=== Excerpted records ===

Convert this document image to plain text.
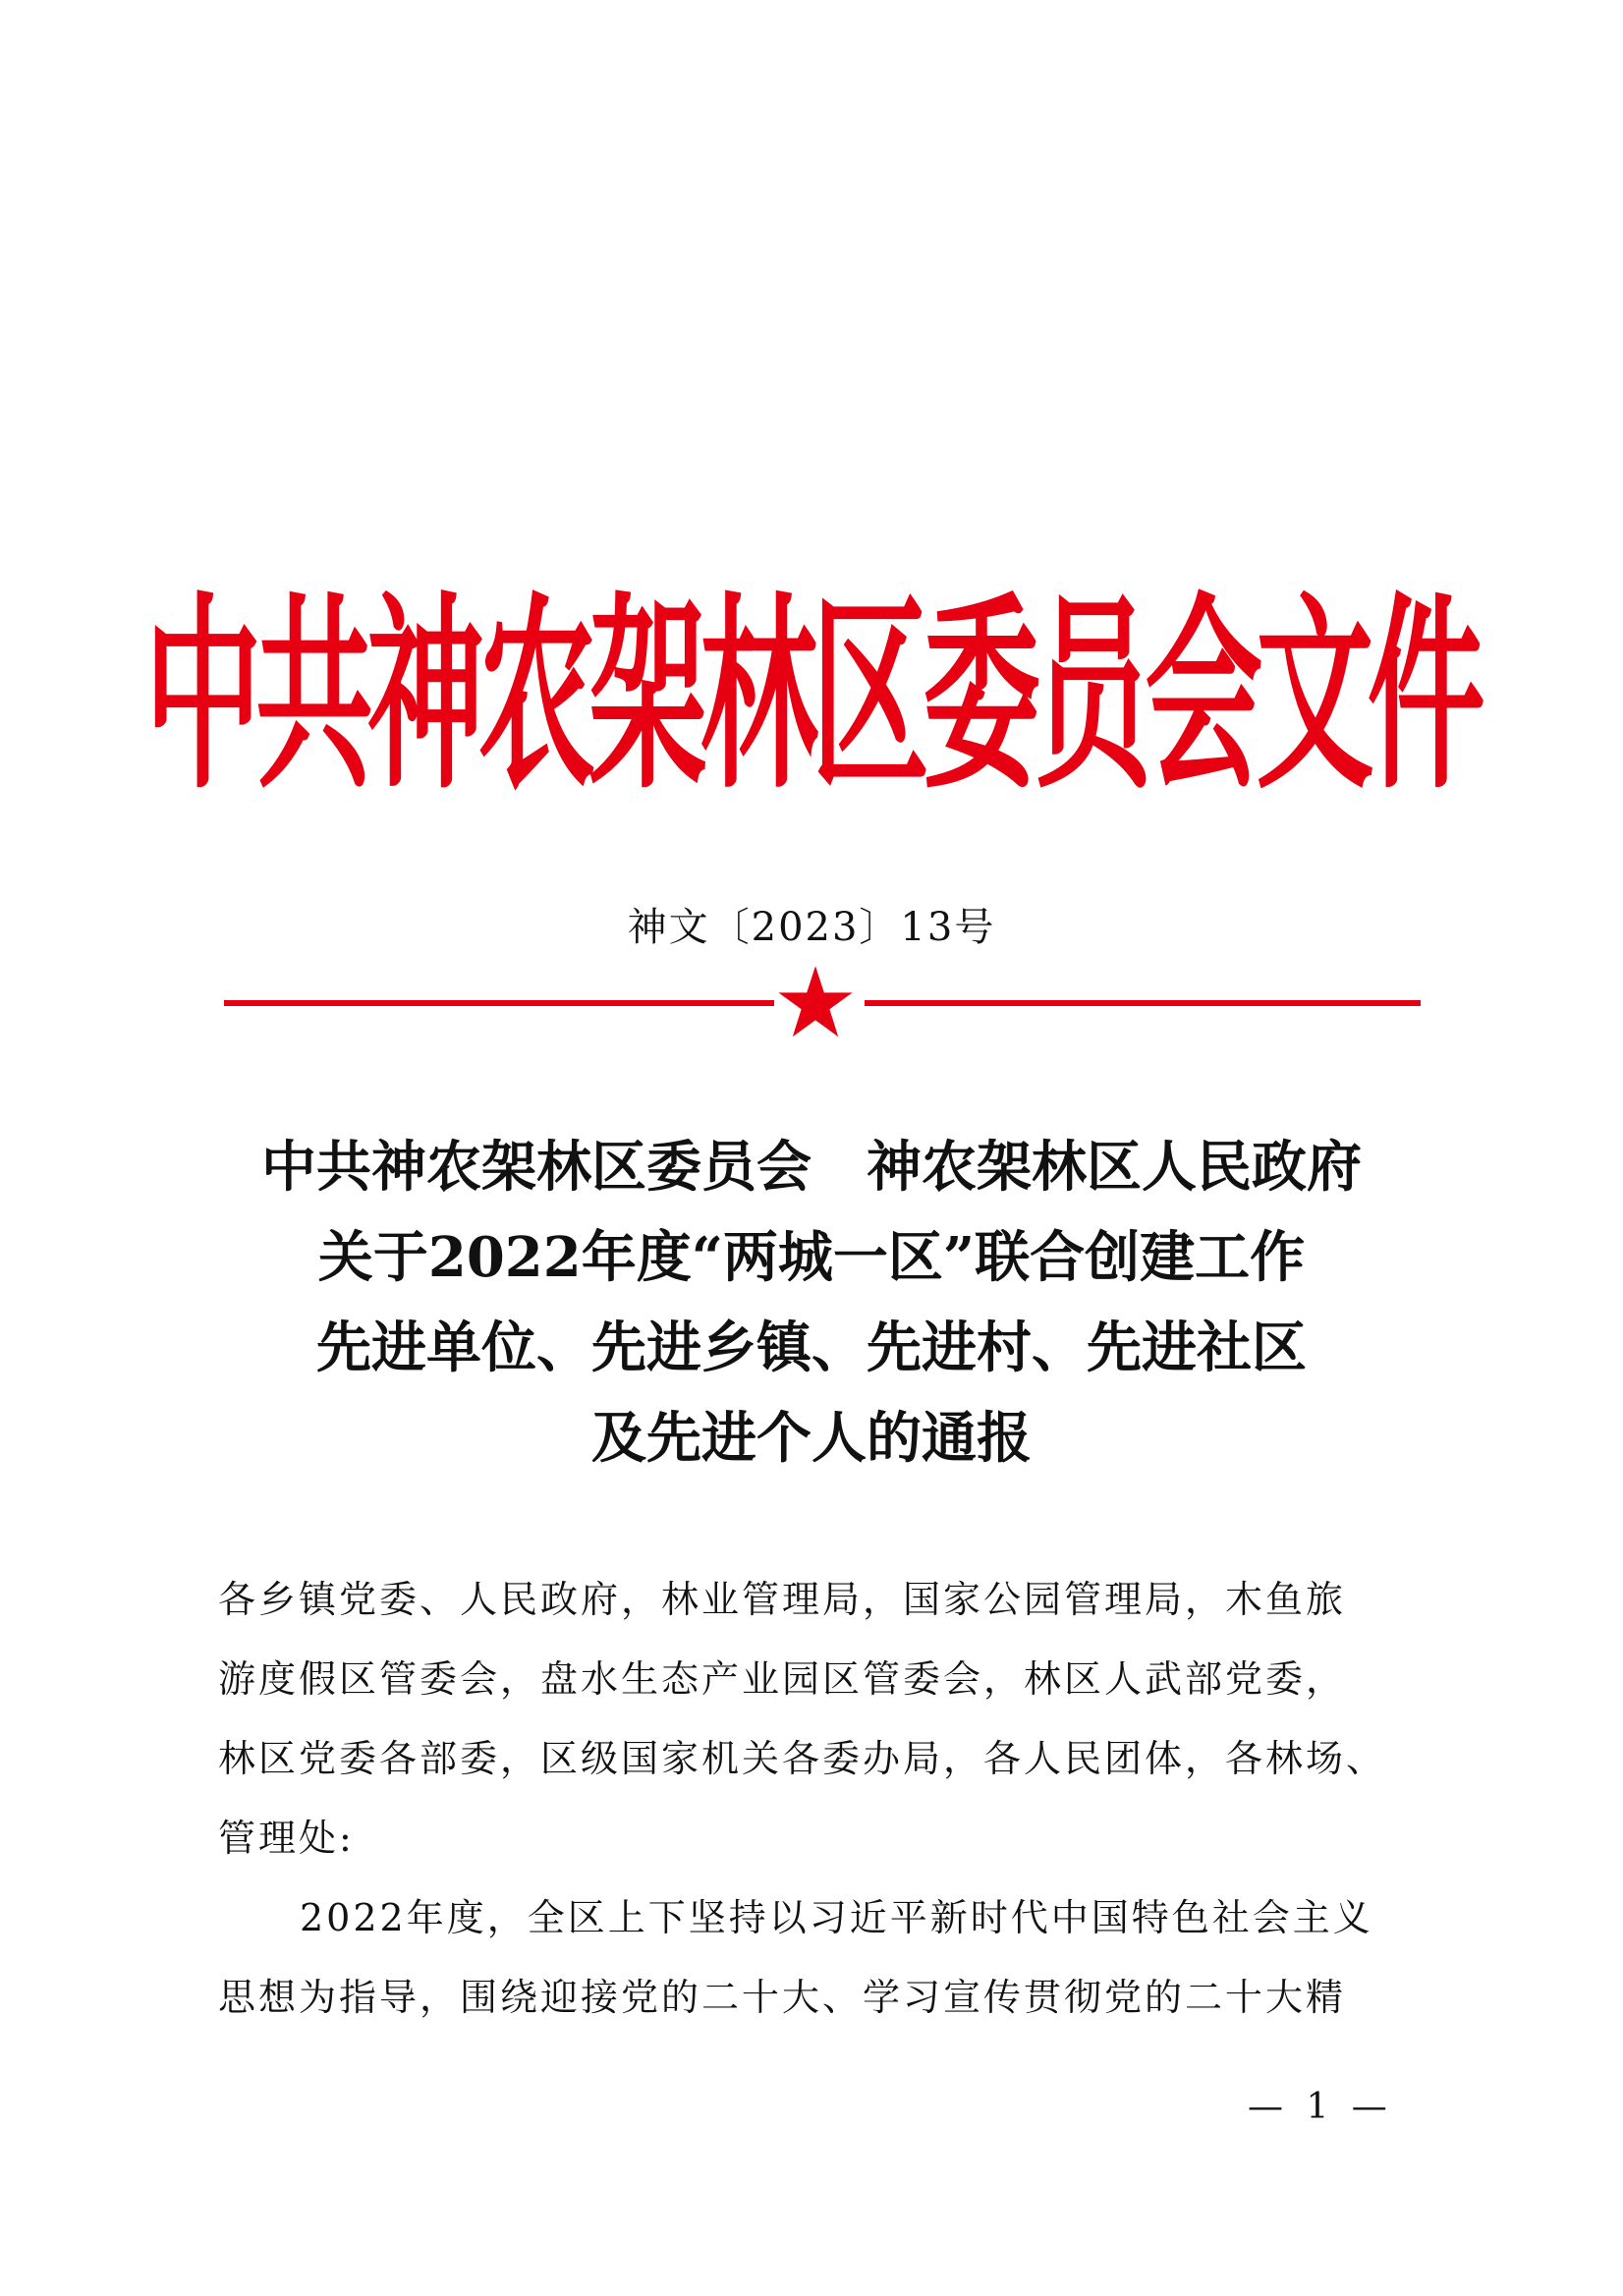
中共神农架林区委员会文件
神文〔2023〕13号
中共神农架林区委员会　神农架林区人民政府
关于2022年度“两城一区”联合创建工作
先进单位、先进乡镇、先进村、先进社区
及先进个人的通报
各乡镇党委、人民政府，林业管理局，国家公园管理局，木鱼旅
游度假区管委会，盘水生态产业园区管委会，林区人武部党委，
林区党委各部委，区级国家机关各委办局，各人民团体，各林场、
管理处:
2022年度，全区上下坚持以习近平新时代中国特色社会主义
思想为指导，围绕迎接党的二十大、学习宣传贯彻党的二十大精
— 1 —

=== Short task ===
Each record should be quoted exactly, with the images omitted.

=== Exercise answer ===
Convert this document image to plain text.
中共神农架林区委员会文件
神文〔2023〕13号
中共神农架林区委员会　神农架林区人民政府
关于2022年度“两城一区”联合创建工作
先进单位、先进乡镇、先进村、先进社区
及先进个人的通报
各乡镇党委、人民政府，林业管理局，国家公园管理局，木鱼旅
游度假区管委会，盘水生态产业园区管委会，林区人武部党委，
林区党委各部委，区级国家机关各委办局，各人民团体，各林场、
管理处:
2022年度，全区上下坚持以习近平新时代中国特色社会主义
思想为指导，围绕迎接党的二十大、学习宣传贯彻党的二十大精
— 1 —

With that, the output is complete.